**DATA FOR THIS TASK:**
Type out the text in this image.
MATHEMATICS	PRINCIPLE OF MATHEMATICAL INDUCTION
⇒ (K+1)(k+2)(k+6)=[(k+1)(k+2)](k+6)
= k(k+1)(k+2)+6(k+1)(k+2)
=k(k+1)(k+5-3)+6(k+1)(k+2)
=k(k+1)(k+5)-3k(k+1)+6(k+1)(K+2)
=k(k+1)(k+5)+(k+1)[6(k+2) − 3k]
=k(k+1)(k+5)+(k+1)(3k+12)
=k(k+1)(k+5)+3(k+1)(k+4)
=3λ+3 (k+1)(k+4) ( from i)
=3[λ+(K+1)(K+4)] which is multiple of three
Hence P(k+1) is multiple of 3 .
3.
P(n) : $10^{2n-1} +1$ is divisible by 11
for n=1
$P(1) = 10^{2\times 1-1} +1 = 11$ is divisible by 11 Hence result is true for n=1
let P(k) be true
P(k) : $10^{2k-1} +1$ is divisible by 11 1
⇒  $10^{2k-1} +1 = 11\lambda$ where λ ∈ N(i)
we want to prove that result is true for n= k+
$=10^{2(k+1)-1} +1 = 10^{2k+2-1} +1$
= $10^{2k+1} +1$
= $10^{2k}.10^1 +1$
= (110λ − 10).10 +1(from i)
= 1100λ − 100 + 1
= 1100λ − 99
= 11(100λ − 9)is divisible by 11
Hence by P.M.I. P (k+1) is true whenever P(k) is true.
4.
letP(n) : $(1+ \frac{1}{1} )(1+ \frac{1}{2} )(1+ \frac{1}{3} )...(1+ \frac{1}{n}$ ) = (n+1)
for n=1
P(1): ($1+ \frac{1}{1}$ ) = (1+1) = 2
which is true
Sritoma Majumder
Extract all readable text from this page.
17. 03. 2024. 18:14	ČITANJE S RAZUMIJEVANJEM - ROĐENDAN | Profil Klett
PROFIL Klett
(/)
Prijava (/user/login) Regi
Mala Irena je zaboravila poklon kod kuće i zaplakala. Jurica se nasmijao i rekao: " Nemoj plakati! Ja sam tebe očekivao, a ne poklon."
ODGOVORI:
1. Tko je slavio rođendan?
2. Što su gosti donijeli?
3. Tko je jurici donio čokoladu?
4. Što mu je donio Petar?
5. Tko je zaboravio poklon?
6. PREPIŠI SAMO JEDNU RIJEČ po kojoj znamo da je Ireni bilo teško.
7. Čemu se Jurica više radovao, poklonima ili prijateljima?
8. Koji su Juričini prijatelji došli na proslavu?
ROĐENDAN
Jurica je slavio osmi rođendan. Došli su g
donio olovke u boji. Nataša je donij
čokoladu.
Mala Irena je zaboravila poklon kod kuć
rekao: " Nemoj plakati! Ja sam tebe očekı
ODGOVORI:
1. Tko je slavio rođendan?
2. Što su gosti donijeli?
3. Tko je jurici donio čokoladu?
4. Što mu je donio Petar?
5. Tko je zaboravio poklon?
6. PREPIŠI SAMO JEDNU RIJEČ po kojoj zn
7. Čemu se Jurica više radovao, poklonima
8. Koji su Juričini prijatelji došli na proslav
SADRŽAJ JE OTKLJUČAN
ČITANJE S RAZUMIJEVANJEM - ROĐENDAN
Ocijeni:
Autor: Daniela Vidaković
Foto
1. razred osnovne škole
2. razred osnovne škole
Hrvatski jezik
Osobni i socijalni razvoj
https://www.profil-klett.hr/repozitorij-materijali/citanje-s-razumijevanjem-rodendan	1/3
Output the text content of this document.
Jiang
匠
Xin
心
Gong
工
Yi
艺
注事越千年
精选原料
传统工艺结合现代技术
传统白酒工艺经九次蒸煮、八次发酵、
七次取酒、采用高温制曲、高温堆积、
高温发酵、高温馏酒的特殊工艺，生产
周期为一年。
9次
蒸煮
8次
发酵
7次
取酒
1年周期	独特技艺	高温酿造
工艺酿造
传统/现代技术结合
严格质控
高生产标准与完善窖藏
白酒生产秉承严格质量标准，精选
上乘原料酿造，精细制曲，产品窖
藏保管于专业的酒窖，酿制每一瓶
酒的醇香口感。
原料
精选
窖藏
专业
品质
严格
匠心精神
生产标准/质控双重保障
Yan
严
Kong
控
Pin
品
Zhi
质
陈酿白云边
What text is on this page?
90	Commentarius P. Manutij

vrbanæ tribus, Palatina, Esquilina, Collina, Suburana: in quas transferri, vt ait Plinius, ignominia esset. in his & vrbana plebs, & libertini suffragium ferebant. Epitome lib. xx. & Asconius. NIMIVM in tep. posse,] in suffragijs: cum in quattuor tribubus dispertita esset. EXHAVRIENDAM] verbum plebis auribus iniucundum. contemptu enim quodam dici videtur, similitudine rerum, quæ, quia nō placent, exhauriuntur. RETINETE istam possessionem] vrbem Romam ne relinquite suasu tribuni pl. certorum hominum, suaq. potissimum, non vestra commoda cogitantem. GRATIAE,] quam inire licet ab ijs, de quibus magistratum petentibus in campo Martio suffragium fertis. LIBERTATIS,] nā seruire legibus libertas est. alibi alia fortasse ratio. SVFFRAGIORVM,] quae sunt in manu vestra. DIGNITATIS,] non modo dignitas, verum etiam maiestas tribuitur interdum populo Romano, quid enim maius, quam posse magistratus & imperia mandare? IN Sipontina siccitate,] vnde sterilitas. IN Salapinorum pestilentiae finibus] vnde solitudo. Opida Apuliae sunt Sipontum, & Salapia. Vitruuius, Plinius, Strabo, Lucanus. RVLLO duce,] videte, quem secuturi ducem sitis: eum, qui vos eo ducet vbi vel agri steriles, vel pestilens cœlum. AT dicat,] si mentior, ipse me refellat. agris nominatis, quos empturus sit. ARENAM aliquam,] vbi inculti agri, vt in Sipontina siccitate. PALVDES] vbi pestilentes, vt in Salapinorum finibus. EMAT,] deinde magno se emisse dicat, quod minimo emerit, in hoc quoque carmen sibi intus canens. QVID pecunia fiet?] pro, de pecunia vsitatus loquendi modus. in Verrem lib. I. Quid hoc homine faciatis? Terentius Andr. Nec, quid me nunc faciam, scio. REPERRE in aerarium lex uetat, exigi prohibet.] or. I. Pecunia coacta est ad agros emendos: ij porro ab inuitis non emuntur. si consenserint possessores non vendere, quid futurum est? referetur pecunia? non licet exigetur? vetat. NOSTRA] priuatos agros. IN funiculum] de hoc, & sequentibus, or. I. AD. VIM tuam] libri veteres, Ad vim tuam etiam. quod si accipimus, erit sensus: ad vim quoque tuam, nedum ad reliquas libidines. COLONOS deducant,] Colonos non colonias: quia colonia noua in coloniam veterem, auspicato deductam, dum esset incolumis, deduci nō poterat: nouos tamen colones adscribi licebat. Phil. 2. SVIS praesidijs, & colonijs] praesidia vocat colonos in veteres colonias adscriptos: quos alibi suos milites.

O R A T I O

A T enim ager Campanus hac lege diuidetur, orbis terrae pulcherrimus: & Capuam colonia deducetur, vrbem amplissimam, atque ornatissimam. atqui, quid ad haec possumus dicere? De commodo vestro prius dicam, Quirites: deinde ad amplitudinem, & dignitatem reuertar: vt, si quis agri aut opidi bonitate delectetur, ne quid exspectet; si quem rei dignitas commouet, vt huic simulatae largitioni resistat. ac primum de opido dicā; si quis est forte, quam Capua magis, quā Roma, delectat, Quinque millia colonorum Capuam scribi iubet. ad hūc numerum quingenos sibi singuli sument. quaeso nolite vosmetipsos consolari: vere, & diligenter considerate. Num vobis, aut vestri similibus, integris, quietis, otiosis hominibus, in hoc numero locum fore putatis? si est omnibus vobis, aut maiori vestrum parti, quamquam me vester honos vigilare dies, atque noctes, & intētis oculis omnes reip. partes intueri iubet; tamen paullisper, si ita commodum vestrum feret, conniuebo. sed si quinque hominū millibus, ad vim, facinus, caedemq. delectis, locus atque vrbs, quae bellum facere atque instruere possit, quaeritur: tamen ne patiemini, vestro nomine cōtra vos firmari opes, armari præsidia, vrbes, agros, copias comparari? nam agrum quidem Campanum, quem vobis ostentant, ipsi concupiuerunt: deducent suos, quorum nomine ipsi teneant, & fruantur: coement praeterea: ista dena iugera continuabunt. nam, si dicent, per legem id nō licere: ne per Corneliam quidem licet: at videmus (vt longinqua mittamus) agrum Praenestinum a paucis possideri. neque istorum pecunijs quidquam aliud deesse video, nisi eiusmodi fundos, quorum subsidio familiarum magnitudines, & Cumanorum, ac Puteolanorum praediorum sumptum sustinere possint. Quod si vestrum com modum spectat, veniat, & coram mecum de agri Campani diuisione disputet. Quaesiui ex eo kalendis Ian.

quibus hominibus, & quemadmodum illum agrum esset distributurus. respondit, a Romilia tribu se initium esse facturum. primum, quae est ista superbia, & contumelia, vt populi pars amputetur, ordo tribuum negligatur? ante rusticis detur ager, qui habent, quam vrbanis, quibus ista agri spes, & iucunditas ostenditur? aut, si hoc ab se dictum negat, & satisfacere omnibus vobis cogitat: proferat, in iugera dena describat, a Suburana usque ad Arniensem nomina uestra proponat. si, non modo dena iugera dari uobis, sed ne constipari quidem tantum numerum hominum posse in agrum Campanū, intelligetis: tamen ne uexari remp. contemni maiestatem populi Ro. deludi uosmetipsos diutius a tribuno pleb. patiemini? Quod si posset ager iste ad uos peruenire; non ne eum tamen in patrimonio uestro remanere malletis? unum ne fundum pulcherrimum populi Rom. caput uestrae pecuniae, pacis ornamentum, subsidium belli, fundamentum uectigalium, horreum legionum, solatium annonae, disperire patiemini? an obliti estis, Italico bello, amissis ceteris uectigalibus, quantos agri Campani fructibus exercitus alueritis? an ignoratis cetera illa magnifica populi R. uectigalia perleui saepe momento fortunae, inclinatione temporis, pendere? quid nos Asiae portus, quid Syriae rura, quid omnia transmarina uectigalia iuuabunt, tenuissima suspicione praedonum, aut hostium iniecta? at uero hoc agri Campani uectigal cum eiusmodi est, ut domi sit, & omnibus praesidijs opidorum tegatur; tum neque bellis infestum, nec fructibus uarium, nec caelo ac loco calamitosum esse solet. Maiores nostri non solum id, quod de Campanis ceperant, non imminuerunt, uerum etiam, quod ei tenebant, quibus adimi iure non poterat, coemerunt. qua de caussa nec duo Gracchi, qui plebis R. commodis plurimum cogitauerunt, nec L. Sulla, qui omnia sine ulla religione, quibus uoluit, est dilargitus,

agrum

**PROBLEM REQUIREMENTS:**
Pull out every line of the records that includes the string "rekao".

**EXPECTED ANSWER:**
Mala Irena je zaboravila poklon kod kuće i zaplakala. Jurica se nasmijao i rekao: " Nemoj plakati! Ja sam tebe očekivao, a ne poklon."
rekao: " Nemoj plakati! Ja sam tebe očekı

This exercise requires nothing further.